◆ Prompt:
Below are the records. Gather each line that holds "древности".

* * *

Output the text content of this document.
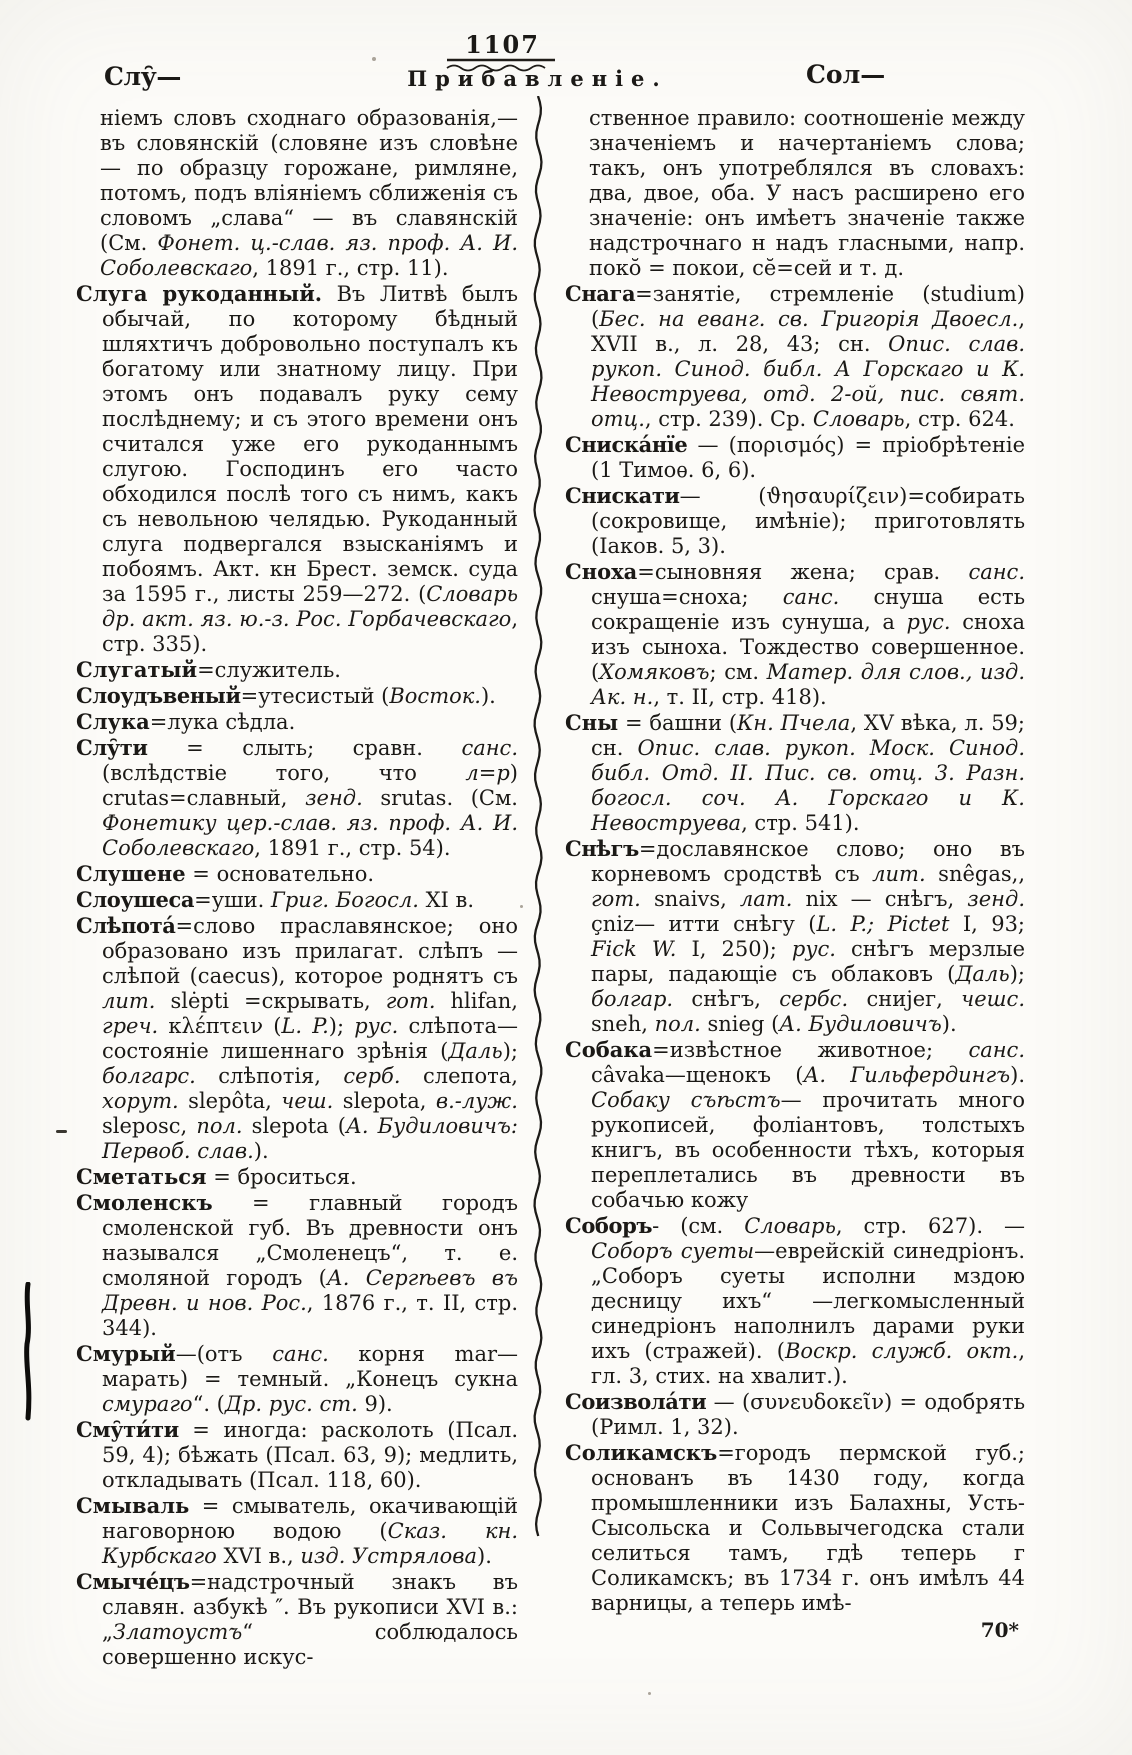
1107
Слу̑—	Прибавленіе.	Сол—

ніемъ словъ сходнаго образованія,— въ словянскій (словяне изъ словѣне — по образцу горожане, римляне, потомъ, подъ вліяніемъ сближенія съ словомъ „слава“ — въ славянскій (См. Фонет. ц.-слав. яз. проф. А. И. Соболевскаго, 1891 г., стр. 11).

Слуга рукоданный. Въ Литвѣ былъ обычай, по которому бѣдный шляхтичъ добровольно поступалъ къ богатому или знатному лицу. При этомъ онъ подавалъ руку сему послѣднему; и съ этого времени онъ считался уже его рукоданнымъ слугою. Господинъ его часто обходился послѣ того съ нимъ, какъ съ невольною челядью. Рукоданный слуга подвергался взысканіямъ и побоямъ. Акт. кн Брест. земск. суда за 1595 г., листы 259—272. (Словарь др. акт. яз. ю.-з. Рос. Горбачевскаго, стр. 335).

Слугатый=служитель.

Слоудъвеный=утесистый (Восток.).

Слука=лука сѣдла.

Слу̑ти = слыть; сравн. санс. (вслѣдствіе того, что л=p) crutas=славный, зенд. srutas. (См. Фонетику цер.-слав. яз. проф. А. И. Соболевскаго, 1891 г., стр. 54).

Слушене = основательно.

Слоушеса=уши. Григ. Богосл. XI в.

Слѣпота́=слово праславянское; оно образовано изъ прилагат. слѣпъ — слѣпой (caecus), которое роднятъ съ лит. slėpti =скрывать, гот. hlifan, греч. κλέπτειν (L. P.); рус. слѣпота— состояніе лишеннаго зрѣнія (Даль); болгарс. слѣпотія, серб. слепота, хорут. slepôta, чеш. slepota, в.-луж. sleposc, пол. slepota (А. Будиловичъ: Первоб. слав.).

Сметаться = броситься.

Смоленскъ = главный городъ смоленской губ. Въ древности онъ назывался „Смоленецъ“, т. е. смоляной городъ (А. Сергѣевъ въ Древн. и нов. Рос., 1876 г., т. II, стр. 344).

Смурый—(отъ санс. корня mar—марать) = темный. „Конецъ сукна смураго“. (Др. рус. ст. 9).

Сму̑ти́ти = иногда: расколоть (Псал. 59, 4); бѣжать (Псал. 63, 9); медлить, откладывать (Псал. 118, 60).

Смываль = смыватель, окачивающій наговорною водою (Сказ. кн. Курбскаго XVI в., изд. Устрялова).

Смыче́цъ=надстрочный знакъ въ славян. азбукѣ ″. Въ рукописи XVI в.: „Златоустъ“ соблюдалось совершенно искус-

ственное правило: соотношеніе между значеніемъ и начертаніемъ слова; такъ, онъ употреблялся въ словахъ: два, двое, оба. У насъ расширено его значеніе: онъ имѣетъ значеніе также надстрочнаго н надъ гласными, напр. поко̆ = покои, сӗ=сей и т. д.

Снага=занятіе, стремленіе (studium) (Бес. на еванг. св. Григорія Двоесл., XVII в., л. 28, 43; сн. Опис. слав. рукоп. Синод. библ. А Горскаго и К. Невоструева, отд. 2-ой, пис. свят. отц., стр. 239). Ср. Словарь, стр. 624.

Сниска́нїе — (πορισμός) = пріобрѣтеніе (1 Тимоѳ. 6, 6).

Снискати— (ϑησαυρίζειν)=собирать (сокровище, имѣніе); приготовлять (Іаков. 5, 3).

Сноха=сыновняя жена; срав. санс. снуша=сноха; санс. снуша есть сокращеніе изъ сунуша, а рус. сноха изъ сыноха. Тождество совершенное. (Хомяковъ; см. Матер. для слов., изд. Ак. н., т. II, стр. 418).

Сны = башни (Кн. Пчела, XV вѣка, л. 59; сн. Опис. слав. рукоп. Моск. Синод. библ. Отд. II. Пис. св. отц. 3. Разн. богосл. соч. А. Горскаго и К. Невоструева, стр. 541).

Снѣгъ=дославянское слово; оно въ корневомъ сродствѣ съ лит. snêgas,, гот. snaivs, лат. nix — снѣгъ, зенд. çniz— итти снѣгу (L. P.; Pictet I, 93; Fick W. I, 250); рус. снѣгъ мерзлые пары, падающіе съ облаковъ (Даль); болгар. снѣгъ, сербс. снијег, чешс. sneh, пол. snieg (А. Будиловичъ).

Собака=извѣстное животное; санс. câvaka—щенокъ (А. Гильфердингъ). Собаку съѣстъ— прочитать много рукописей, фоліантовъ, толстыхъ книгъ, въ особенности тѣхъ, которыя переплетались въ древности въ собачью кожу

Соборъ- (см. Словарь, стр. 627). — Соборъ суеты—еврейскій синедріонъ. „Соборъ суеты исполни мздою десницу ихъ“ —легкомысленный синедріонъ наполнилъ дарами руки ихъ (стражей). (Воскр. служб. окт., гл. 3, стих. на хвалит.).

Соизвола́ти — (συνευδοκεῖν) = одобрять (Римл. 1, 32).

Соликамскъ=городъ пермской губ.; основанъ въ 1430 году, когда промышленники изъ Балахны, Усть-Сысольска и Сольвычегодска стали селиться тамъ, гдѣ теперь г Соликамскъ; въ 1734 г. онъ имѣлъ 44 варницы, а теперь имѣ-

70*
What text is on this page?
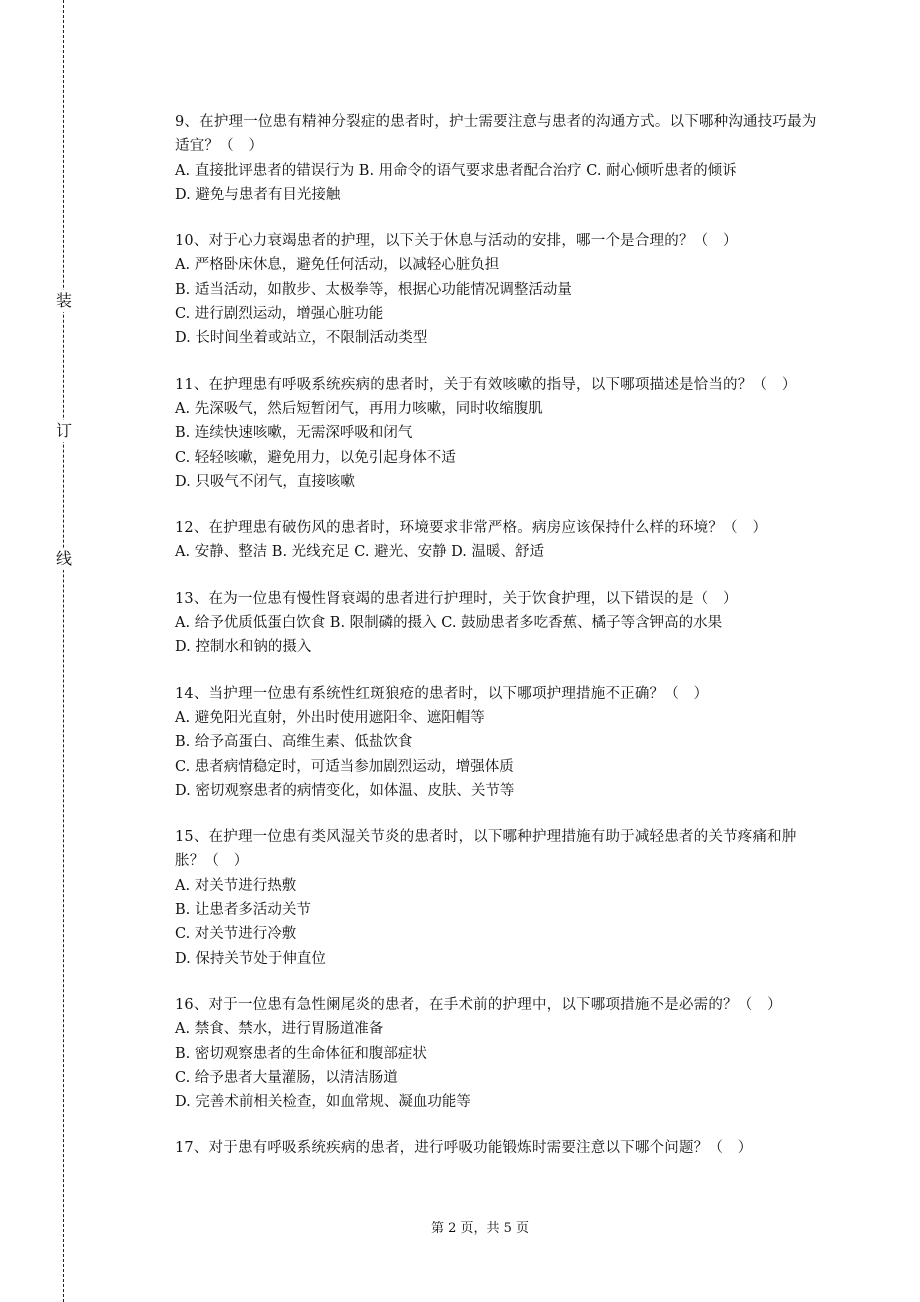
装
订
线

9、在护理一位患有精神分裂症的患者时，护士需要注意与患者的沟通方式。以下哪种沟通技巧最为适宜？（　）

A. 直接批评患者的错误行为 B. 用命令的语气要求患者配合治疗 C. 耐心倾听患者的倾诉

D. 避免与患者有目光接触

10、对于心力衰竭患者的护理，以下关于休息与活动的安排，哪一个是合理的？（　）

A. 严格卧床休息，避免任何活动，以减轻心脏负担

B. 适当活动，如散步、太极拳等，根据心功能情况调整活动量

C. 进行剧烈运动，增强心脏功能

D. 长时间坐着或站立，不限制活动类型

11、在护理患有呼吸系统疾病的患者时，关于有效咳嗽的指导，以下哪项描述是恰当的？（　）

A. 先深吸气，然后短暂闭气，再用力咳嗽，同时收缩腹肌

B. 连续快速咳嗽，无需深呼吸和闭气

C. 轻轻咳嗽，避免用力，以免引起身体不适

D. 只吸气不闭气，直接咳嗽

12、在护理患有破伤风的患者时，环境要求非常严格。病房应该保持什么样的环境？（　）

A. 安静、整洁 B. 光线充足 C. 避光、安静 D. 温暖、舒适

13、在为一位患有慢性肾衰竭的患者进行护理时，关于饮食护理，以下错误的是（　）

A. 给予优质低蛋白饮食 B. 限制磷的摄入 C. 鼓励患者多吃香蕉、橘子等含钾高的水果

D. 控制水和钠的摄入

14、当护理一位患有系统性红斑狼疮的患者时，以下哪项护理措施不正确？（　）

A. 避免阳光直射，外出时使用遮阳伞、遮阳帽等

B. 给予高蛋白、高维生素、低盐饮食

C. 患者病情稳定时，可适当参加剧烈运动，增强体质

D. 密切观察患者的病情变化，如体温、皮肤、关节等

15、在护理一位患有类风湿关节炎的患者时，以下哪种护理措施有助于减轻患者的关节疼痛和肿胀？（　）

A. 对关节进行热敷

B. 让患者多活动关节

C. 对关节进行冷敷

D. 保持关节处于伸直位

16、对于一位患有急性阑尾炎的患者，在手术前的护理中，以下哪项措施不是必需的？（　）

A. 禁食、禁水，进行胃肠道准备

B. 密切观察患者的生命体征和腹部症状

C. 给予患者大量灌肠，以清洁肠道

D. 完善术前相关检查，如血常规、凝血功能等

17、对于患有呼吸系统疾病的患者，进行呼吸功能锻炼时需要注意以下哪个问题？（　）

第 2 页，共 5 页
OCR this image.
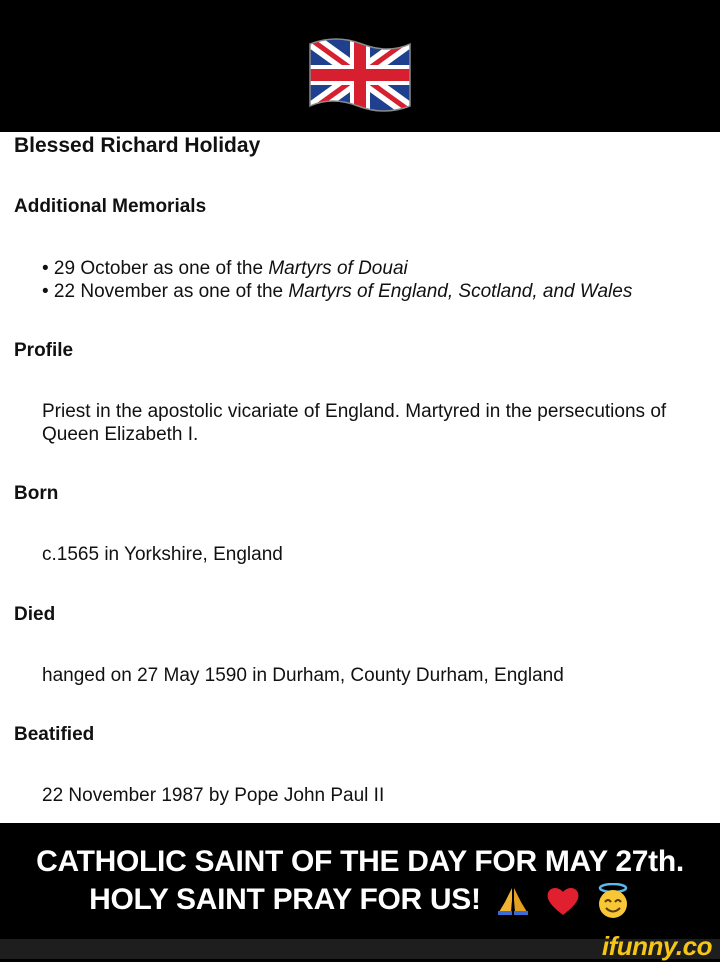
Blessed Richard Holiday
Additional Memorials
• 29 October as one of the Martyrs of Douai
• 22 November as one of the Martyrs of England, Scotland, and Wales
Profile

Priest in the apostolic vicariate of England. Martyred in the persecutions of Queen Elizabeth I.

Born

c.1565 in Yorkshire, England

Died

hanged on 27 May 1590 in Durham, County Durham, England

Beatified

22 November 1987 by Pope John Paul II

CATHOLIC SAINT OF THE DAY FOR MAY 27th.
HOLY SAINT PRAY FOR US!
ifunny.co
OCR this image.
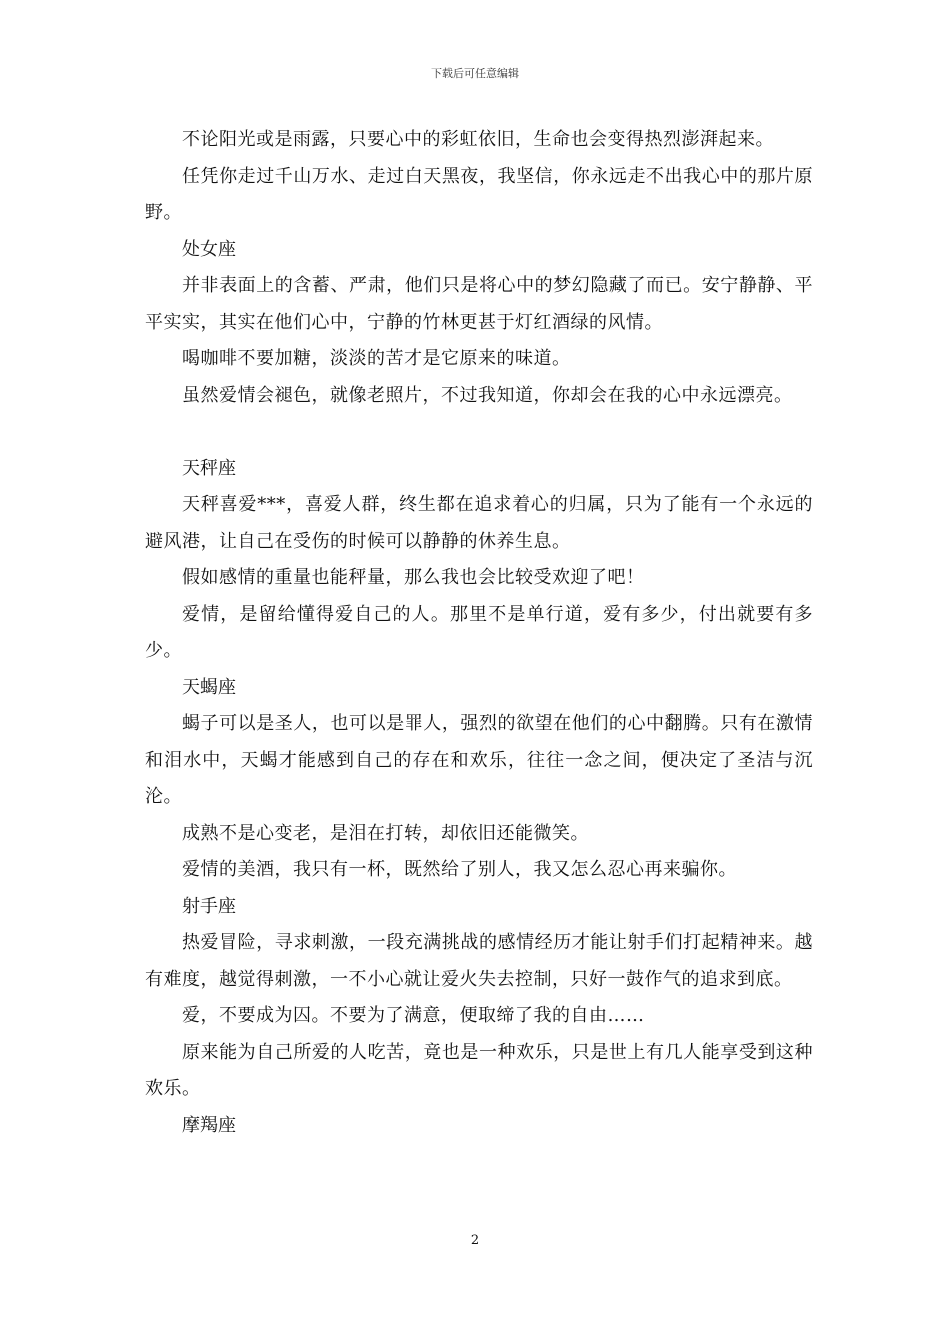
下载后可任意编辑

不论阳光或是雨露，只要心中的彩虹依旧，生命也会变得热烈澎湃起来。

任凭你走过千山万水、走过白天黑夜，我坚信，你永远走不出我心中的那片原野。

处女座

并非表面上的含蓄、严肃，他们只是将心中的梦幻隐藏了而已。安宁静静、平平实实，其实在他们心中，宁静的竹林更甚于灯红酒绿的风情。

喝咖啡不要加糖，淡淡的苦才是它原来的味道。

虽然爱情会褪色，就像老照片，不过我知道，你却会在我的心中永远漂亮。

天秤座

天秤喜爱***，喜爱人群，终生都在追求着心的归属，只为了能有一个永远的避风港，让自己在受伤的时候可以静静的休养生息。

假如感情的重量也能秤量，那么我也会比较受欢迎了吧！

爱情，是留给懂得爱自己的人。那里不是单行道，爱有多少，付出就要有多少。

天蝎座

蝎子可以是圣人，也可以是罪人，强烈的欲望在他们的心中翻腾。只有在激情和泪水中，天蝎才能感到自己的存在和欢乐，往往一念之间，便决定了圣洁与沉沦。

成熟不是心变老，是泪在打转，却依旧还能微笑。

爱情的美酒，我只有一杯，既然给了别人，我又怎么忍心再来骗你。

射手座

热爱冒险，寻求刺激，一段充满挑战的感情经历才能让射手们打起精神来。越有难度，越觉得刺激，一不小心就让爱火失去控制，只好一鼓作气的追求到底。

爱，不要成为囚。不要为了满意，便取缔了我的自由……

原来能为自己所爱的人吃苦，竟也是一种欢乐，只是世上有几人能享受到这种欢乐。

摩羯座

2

* * *

◆ Task output:
Смоленскъ = главный городъ смоленской губ. Въ древности онъ назывался „Смоленецъ“, т. е. смоляной городъ (А. Сергѣевъ въ Древн. и нов. Рос., 1876 г., т. II, стр. 344).
Собака=извѣстное животное; санс. câvaka—щенокъ (А. Гильфердингъ). Собаку съѣстъ— прочитать много рукописей, фоліантовъ, толстыхъ книгъ, въ особенности тѣхъ, которыя переплетались въ древности въ собачью кожу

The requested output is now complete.